## THE TASK
Extract and list every line that contains the word "identité".

## INFORMATION SHOWN
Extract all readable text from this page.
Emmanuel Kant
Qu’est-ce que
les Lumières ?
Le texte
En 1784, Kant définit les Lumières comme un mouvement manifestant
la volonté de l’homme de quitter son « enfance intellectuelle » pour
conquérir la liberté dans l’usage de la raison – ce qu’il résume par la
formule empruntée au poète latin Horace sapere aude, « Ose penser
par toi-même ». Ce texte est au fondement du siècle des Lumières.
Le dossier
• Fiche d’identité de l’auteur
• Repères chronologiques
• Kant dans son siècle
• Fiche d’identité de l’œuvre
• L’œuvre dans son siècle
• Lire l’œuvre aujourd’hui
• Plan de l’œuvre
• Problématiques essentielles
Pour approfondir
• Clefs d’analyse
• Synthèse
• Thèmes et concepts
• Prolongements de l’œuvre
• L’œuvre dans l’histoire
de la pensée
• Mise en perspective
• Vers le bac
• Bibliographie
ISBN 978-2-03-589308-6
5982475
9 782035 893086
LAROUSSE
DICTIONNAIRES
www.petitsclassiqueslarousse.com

## FULL OUTPUT
• Fiche d’identité de l’auteur
• Fiche d’identité de l’œuvre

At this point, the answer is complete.